## [PROVIDED ENTRIES]
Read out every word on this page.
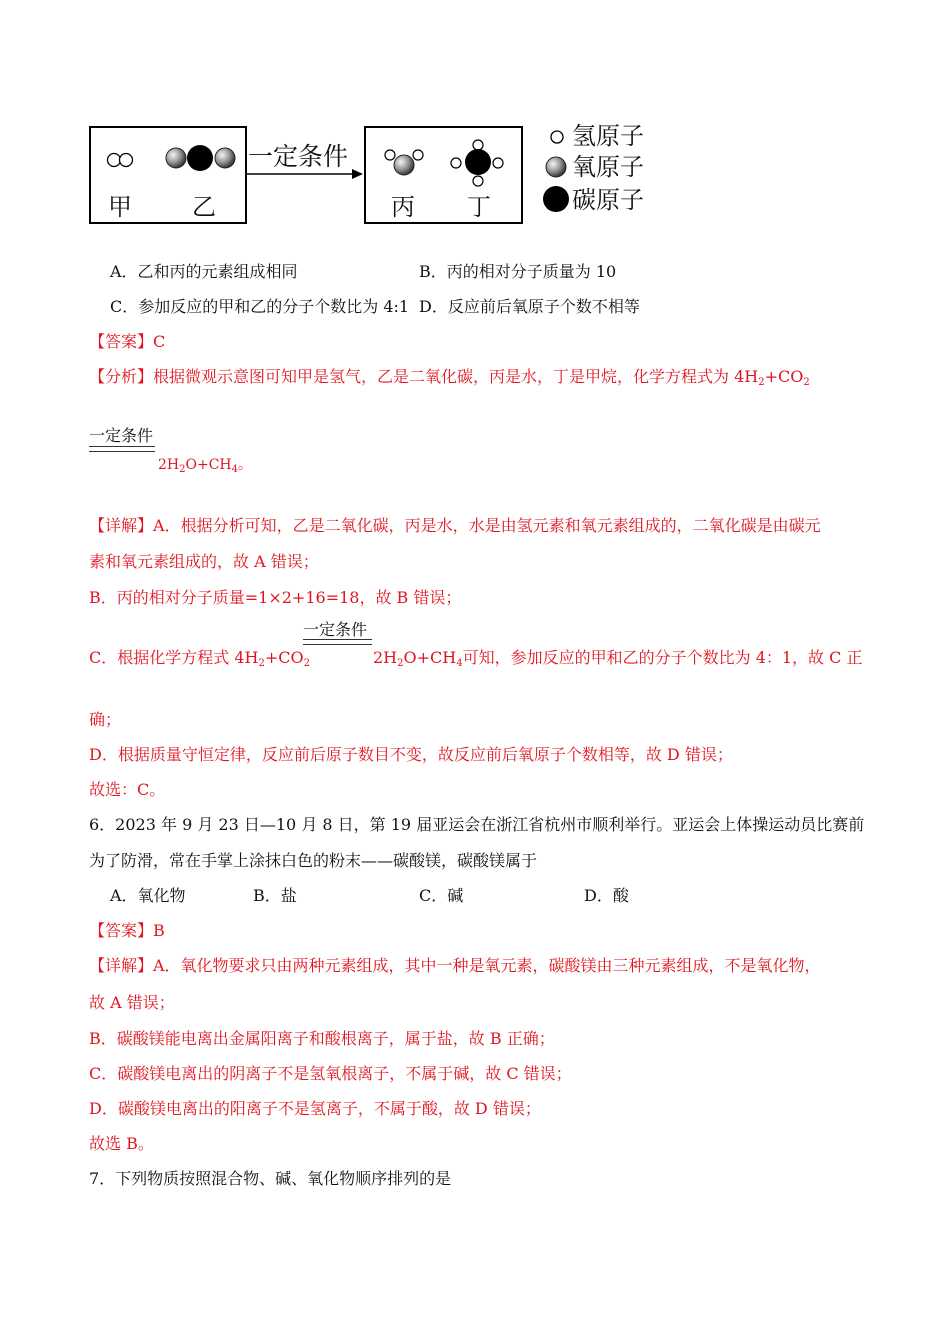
甲	乙
一定条件
丙 丁
氢原子
氧原子
碳原子
A．乙和丙的元素组成相同	B．丙的相对分子质量为 10
C．参加反应的甲和乙的分子个数比为 4:1 D．反应前后氧原子个数不相等
【答案】C
【分析】根据微观示意图可知甲是氢气，乙是二氧化碳，丙是水，丁是甲烷，化学方程式为 $4H_2+CO_2$
一定条件
$2H_2O+CH_4$。
【详解】A．根据分析可知，乙是二氧化碳，丙是水，水是由氢元素和氧元素组成的，二氧化碳是由碳元
素和氧元素组成的，故 A 错误；
B．丙的相对分子质量=1×2+16=18，故 B 错误；
一定条件
C．根据化学方程式 $4H_2+CO_2$	$2H_2O+CH_4$可知，参加反应的甲和乙的分子个数比为 4：1，故 C 正
确；
D．根据质量守恒定律，反应前后原子数目不变，故反应前后氧原子个数相等，故 D 错误；
故选：C。
6．2023 年 9 月 23 日—10 月 8 日，第 19 届亚运会在浙江省杭州市顺利举行。亚运会上体操运动员比赛前
为了防滑，常在手掌上涂抹白色的粉末——碳酸镁，碳酸镁属于
A．氧化物	B．盐	C．碱	D．酸
【答案】B
【详解】A．氧化物要求只由两种元素组成，其中一种是氧元素，碳酸镁由三种元素组成，不是氧化物，
故 A 错误；
B．碳酸镁能电离出金属阳离子和酸根离子，属于盐，故 B 正确；
C．碳酸镁电离出的阴离子不是氢氧根离子，不属于碱，故 C 错误；
D．碳酸镁电离出的阳离子不是氢离子，不属于酸，故 D 错误；
故选 B。
7．下列物质按照混合物、碱、氧化物顺序排列的是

## [WORK TO COMPLETE]
Repeat the preceding records precisely, and leave every picture out of the copy.

## [SOLVED PROBLEM]
Read out every word on this page.
甲	乙
一定条件
丙 丁
氢原子
氧原子
碳原子
A．乙和丙的元素组成相同	B．丙的相对分子质量为 10
C．参加反应的甲和乙的分子个数比为 4:1 D．反应前后氧原子个数不相等
【答案】C
【分析】根据微观示意图可知甲是氢气，乙是二氧化碳，丙是水，丁是甲烷，化学方程式为 $4H_2+CO_2$
一定条件
$2H_2O+CH_4$。
【详解】A．根据分析可知，乙是二氧化碳，丙是水，水是由氢元素和氧元素组成的，二氧化碳是由碳元
素和氧元素组成的，故 A 错误；
B．丙的相对分子质量=1×2+16=18，故 B 错误；
一定条件
C．根据化学方程式 $4H_2+CO_2$	$2H_2O+CH_4$可知，参加反应的甲和乙的分子个数比为 4：1，故 C 正
确；
D．根据质量守恒定律，反应前后原子数目不变，故反应前后氧原子个数相等，故 D 错误；
故选：C。
6．2023 年 9 月 23 日—10 月 8 日，第 19 届亚运会在浙江省杭州市顺利举行。亚运会上体操运动员比赛前
为了防滑，常在手掌上涂抹白色的粉末——碳酸镁，碳酸镁属于
A．氧化物	B．盐	C．碱	D．酸
【答案】B
【详解】A．氧化物要求只由两种元素组成，其中一种是氧元素，碳酸镁由三种元素组成，不是氧化物，
故 A 错误；
B．碳酸镁能电离出金属阳离子和酸根离子，属于盐，故 B 正确；
C．碳酸镁电离出的阴离子不是氢氧根离子，不属于碱，故 C 错误；
D．碳酸镁电离出的阳离子不是氢离子，不属于酸，故 D 错误；
故选 B。
7．下列物质按照混合物、碱、氧化物顺序排列的是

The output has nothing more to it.